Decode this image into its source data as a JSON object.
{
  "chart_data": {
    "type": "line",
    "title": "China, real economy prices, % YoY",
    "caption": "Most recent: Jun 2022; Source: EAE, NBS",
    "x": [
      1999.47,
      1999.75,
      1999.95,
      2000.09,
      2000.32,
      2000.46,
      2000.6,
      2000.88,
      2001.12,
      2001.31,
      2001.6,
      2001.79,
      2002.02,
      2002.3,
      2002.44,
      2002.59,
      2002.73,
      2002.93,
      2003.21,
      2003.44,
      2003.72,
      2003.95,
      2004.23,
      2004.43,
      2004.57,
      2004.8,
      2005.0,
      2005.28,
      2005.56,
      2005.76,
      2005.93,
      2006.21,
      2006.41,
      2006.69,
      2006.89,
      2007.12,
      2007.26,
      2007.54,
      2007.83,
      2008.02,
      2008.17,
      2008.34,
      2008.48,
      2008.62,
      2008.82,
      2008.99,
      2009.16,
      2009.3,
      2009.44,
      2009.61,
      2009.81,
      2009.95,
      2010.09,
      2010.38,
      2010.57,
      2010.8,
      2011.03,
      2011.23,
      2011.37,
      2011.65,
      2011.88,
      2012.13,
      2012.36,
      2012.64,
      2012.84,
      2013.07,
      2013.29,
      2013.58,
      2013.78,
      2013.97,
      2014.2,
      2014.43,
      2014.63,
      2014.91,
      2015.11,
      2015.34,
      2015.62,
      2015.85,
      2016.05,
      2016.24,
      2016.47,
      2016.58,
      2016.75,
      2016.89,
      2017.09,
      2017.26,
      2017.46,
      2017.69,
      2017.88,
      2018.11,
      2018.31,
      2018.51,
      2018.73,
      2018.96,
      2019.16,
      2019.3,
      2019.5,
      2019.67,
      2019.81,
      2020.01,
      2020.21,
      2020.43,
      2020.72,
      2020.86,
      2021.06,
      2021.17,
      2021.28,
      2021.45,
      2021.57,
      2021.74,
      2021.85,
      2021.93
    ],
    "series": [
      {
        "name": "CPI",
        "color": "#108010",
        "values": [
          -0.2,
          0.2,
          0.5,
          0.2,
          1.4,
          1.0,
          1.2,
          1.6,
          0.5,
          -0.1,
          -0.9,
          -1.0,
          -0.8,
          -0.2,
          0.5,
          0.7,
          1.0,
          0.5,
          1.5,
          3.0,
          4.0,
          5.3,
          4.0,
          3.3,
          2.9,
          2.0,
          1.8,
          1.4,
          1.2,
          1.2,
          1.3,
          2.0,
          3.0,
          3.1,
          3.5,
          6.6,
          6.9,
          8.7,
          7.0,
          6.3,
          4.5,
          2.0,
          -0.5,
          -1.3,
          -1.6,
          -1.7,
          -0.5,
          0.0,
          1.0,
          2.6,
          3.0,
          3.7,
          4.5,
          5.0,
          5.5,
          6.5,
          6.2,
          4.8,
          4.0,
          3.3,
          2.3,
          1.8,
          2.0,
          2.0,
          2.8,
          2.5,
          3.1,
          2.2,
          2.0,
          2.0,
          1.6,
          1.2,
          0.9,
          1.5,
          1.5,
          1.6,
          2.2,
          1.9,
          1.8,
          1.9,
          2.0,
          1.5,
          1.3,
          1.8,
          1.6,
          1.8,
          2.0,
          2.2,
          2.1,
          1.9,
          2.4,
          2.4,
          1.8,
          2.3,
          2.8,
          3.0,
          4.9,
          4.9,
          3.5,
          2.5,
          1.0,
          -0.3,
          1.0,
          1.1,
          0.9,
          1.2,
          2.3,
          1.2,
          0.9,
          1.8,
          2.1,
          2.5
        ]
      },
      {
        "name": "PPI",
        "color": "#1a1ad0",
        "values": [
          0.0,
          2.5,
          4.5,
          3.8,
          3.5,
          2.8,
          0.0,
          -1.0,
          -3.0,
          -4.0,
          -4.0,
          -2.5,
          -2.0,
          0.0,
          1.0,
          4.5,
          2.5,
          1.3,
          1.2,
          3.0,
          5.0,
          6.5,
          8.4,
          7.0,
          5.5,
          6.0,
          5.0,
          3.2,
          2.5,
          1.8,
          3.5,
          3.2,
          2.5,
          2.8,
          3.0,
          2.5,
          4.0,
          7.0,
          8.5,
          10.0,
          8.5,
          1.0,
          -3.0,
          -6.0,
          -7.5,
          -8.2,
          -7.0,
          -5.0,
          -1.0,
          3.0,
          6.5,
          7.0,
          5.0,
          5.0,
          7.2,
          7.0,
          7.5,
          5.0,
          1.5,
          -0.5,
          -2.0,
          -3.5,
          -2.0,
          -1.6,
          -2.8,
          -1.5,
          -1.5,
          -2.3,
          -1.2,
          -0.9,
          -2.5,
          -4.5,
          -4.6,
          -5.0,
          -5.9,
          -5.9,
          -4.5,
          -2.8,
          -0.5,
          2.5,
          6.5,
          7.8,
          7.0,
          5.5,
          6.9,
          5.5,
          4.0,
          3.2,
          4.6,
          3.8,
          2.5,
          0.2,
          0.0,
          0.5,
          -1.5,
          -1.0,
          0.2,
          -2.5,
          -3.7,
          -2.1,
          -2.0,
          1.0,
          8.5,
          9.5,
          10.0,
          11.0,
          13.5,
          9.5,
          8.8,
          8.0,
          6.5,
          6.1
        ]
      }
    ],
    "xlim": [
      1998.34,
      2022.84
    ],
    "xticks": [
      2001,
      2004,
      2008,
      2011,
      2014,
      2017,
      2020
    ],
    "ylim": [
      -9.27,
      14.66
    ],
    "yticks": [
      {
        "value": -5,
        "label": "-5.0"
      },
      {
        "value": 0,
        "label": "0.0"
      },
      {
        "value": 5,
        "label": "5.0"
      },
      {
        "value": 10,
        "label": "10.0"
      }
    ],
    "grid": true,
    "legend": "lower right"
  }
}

+++

▸ Task to complete
Could you quote the material above in full, exactly as it stands?

▸ Exercise answer
Decode this image into its source data as a JSON object.
{
  "chart_data": {
    "type": "line",
    "title": "China, real economy prices, % YoY",
    "caption": "Most recent: Jun 2022; Source: EAE, NBS",
    "x": [
      1999.47,
      1999.75,
      1999.95,
      2000.09,
      2000.32,
      2000.46,
      2000.6,
      2000.88,
      2001.12,
      2001.31,
      2001.6,
      2001.79,
      2002.02,
      2002.3,
      2002.44,
      2002.59,
      2002.73,
      2002.93,
      2003.21,
      2003.44,
      2003.72,
      2003.95,
      2004.23,
      2004.43,
      2004.57,
      2004.8,
      2005.0,
      2005.28,
      2005.56,
      2005.76,
      2005.93,
      2006.21,
      2006.41,
      2006.69,
      2006.89,
      2007.12,
      2007.26,
      2007.54,
      2007.83,
      2008.02,
      2008.17,
      2008.34,
      2008.48,
      2008.62,
      2008.82,
      2008.99,
      2009.16,
      2009.3,
      2009.44,
      2009.61,
      2009.81,
      2009.95,
      2010.09,
      2010.38,
      2010.57,
      2010.8,
      2011.03,
      2011.23,
      2011.37,
      2011.65,
      2011.88,
      2012.13,
      2012.36,
      2012.64,
      2012.84,
      2013.07,
      2013.29,
      2013.58,
      2013.78,
      2013.97,
      2014.2,
      2014.43,
      2014.63,
      2014.91,
      2015.11,
      2015.34,
      2015.62,
      2015.85,
      2016.05,
      2016.24,
      2016.47,
      2016.58,
      2016.75,
      2016.89,
      2017.09,
      2017.26,
      2017.46,
      2017.69,
      2017.88,
      2018.11,
      2018.31,
      2018.51,
      2018.73,
      2018.96,
      2019.16,
      2019.3,
      2019.5,
      2019.67,
      2019.81,
      2020.01,
      2020.21,
      2020.43,
      2020.72,
      2020.86,
      2021.06,
      2021.17,
      2021.28,
      2021.45,
      2021.57,
      2021.74,
      2021.85,
      2021.93
    ],
    "series": [
      {
        "name": "CPI",
        "color": "#108010",
        "values": [
          -0.2,
          0.2,
          0.5,
          0.2,
          1.4,
          1.0,
          1.2,
          1.6,
          0.5,
          -0.1,
          -0.9,
          -1.0,
          -0.8,
          -0.2,
          0.5,
          0.7,
          1.0,
          0.5,
          1.5,
          3.0,
          4.0,
          5.3,
          4.0,
          3.3,
          2.9,
          2.0,
          1.8,
          1.4,
          1.2,
          1.2,
          1.3,
          2.0,
          3.0,
          3.1,
          3.5,
          6.6,
          6.9,
          8.7,
          7.0,
          6.3,
          4.5,
          2.0,
          -0.5,
          -1.3,
          -1.6,
          -1.7,
          -0.5,
          0.0,
          1.0,
          2.6,
          3.0,
          3.7,
          4.5,
          5.0,
          5.5,
          6.5,
          6.2,
          4.8,
          4.0,
          3.3,
          2.3,
          1.8,
          2.0,
          2.0,
          2.8,
          2.5,
          3.1,
          2.2,
          2.0,
          2.0,
          1.6,
          1.2,
          0.9,
          1.5,
          1.5,
          1.6,
          2.2,
          1.9,
          1.8,
          1.9,
          2.0,
          1.5,
          1.3,
          1.8,
          1.6,
          1.8,
          2.0,
          2.2,
          2.1,
          1.9,
          2.4,
          2.4,
          1.8,
          2.3,
          2.8,
          3.0,
          4.9,
          4.9,
          3.5,
          2.5,
          1.0,
          -0.3,
          1.0,
          1.1,
          0.9,
          1.2,
          2.3,
          1.2,
          0.9,
          1.8,
          2.1,
          2.5
        ]
      },
      {
        "name": "PPI",
        "color": "#1a1ad0",
        "values": [
          0.0,
          2.5,
          4.5,
          3.8,
          3.5,
          2.8,
          0.0,
          -1.0,
          -3.0,
          -4.0,
          -4.0,
          -2.5,
          -2.0,
          0.0,
          1.0,
          4.5,
          2.5,
          1.3,
          1.2,
          3.0,
          5.0,
          6.5,
          8.4,
          7.0,
          5.5,
          6.0,
          5.0,
          3.2,
          2.5,
          1.8,
          3.5,
          3.2,
          2.5,
          2.8,
          3.0,
          2.5,
          4.0,
          7.0,
          8.5,
          10.0,
          8.5,
          1.0,
          -3.0,
          -6.0,
          -7.5,
          -8.2,
          -7.0,
          -5.0,
          -1.0,
          3.0,
          6.5,
          7.0,
          5.0,
          5.0,
          7.2,
          7.0,
          7.5,
          5.0,
          1.5,
          -0.5,
          -2.0,
          -3.5,
          -2.0,
          -1.6,
          -2.8,
          -1.5,
          -1.5,
          -2.3,
          -1.2,
          -0.9,
          -2.5,
          -4.5,
          -4.6,
          -5.0,
          -5.9,
          -5.9,
          -4.5,
          -2.8,
          -0.5,
          2.5,
          6.5,
          7.8,
          7.0,
          5.5,
          6.9,
          5.5,
          4.0,
          3.2,
          4.6,
          3.8,
          2.5,
          0.2,
          0.0,
          0.5,
          -1.5,
          -1.0,
          0.2,
          -2.5,
          -3.7,
          -2.1,
          -2.0,
          1.0,
          8.5,
          9.5,
          10.0,
          11.0,
          13.5,
          9.5,
          8.8,
          8.0,
          6.5,
          6.1
        ]
      }
    ],
    "xlim": [
      1998.34,
      2022.84
    ],
    "xticks": [
      2001,
      2004,
      2008,
      2011,
      2014,
      2017,
      2020
    ],
    "ylim": [
      -9.27,
      14.66
    ],
    "yticks": [
      {
        "value": -5,
        "label": "-5.0"
      },
      {
        "value": 0,
        "label": "0.0"
      },
      {
        "value": 5,
        "label": "5.0"
      },
      {
        "value": 10,
        "label": "10.0"
      }
    ],
    "grid": true,
    "legend": "lower right"
  }
}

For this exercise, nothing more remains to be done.